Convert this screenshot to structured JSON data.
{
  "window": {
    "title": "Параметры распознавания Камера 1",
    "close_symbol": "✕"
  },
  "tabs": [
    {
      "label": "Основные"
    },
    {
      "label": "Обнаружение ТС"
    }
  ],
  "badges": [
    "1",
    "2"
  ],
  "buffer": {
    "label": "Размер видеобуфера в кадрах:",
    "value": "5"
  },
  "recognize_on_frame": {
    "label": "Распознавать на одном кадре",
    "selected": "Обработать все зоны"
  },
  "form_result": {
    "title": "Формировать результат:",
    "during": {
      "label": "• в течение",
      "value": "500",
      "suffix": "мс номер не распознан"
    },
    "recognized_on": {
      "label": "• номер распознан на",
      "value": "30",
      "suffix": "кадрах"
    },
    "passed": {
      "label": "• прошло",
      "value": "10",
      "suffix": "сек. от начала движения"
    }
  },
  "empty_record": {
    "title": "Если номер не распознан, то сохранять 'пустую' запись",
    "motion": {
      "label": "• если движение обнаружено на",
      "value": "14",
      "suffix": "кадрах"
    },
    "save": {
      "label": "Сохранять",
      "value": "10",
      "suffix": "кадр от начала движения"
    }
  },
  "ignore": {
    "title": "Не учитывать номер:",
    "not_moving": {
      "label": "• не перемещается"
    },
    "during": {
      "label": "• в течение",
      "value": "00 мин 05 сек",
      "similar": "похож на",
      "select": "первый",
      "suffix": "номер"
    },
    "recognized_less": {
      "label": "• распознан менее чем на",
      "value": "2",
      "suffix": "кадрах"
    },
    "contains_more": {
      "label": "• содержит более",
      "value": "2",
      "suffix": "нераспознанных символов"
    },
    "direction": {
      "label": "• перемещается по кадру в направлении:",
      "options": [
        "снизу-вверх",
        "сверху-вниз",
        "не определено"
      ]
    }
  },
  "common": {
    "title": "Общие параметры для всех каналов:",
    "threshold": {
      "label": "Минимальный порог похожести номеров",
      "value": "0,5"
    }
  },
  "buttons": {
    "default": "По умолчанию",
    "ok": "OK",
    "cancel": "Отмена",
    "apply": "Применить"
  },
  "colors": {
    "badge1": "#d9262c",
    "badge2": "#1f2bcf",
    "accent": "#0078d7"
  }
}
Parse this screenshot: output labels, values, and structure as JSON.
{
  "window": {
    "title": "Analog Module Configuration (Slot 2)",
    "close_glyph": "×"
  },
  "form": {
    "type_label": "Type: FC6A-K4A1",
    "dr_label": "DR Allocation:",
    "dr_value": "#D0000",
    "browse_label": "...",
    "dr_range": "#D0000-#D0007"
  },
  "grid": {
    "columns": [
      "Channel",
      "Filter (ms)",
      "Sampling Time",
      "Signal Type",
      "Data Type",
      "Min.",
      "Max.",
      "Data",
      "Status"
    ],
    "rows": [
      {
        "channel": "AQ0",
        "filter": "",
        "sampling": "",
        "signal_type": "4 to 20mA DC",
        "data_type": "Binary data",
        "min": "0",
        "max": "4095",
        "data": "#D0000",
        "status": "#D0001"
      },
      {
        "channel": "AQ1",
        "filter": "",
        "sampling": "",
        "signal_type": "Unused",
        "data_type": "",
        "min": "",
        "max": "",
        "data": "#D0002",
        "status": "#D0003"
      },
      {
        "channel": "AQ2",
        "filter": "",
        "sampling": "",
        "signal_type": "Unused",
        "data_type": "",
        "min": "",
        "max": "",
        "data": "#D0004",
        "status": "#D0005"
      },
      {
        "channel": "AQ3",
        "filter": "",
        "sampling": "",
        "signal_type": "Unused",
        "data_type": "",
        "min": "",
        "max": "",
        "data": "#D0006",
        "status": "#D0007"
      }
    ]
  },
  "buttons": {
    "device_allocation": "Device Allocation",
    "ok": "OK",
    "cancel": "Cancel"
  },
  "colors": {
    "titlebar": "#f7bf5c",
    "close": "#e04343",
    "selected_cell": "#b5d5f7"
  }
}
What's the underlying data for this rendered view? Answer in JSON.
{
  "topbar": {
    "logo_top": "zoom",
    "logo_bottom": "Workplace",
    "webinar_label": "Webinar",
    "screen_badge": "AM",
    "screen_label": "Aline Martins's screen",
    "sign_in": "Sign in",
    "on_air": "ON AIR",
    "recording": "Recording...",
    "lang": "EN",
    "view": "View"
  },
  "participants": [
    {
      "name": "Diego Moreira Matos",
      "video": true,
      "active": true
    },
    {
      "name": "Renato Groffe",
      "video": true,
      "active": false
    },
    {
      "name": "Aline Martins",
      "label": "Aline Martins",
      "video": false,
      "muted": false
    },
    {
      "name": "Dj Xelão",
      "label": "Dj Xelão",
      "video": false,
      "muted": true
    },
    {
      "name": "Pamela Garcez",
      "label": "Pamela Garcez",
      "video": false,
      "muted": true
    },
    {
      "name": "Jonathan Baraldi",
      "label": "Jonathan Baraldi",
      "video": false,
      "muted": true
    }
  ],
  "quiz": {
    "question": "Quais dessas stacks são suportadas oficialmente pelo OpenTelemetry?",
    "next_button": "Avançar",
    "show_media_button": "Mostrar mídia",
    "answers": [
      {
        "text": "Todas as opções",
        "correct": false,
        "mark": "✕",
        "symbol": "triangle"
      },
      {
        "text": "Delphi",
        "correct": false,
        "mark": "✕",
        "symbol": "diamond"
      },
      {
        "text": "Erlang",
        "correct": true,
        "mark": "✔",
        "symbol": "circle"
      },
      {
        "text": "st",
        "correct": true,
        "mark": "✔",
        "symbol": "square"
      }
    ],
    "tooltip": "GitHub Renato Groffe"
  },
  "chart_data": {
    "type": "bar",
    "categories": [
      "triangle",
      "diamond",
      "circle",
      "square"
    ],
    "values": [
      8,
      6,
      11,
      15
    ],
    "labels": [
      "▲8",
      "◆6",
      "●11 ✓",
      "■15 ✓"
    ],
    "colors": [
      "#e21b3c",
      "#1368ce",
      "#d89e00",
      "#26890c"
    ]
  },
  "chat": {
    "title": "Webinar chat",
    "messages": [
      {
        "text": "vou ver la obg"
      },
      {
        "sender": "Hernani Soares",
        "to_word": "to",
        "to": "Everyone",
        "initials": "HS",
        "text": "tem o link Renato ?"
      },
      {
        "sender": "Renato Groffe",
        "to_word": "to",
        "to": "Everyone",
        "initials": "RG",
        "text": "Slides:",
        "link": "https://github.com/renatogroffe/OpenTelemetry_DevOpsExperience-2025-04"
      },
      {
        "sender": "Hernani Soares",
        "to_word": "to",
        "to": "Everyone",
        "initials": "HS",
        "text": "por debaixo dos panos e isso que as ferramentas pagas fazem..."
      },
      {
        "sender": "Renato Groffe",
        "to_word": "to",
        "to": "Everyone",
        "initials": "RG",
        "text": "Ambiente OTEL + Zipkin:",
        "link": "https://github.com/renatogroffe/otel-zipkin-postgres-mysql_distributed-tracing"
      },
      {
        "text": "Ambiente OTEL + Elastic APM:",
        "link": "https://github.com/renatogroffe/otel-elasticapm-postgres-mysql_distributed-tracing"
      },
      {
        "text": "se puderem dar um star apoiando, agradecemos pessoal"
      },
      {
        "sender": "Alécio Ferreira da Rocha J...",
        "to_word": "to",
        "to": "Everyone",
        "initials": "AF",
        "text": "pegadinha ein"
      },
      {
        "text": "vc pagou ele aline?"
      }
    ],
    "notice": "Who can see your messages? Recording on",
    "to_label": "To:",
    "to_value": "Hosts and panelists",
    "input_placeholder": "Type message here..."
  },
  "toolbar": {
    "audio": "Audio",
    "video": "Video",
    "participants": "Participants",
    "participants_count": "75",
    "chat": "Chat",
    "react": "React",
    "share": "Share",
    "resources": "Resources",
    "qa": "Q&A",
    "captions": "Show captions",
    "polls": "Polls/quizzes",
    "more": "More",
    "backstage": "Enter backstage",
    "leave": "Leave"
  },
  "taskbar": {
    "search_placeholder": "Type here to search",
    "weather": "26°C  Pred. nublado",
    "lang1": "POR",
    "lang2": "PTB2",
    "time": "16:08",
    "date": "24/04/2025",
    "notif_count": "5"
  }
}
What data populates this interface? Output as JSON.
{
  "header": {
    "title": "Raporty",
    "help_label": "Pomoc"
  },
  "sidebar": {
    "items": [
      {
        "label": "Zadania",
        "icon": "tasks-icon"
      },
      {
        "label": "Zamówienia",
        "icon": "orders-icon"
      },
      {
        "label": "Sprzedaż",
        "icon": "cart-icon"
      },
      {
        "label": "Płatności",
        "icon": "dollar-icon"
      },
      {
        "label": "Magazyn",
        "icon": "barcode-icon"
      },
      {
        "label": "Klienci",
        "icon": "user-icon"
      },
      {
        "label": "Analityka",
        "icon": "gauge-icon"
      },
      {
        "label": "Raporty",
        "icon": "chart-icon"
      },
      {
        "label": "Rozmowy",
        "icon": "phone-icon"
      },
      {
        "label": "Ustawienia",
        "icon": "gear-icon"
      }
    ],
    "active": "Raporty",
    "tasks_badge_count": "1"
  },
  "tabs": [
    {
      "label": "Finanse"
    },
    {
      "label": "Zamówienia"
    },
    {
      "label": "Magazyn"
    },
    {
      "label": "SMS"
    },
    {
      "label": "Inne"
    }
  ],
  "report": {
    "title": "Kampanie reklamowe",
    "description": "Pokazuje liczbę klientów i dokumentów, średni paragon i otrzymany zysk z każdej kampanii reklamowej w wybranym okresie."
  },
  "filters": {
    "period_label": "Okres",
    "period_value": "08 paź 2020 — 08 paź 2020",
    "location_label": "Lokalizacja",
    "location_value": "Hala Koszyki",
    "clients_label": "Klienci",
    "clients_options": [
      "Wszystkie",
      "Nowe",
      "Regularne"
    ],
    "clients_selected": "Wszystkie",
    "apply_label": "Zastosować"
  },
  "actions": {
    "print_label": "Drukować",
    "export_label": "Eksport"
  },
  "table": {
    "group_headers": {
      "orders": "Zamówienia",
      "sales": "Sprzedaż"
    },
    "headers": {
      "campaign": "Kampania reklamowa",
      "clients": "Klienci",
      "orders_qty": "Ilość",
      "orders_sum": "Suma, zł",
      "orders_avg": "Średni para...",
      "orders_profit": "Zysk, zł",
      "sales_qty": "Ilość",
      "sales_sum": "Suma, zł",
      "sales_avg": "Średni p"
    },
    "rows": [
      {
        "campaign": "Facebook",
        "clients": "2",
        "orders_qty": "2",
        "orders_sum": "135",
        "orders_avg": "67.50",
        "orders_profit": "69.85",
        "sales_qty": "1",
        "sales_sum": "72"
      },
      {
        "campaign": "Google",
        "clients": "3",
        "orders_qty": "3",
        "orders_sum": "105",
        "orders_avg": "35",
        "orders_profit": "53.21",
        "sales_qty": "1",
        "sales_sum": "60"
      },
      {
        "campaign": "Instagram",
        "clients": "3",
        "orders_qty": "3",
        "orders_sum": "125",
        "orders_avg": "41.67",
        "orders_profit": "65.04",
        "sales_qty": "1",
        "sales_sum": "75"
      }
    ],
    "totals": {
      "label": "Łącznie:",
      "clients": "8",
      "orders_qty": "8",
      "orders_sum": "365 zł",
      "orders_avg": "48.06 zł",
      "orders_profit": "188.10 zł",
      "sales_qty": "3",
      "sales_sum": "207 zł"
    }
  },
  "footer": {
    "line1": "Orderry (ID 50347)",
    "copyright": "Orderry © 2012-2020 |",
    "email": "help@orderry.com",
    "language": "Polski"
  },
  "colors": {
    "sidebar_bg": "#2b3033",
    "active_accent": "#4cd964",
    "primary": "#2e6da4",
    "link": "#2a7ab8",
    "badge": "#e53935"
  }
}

**TASK DIRECTIONS**
Search the listing above for the string "this". Copy every line that contains it.

**IN RESPONSE**
Convert this screenshot to structured JSON data.
Parse this screenshot: output labels, values, and structure as JSON.
What's the underlying data for this rendered view? Answer in JSON.
What data populates this interface? Output as JSON.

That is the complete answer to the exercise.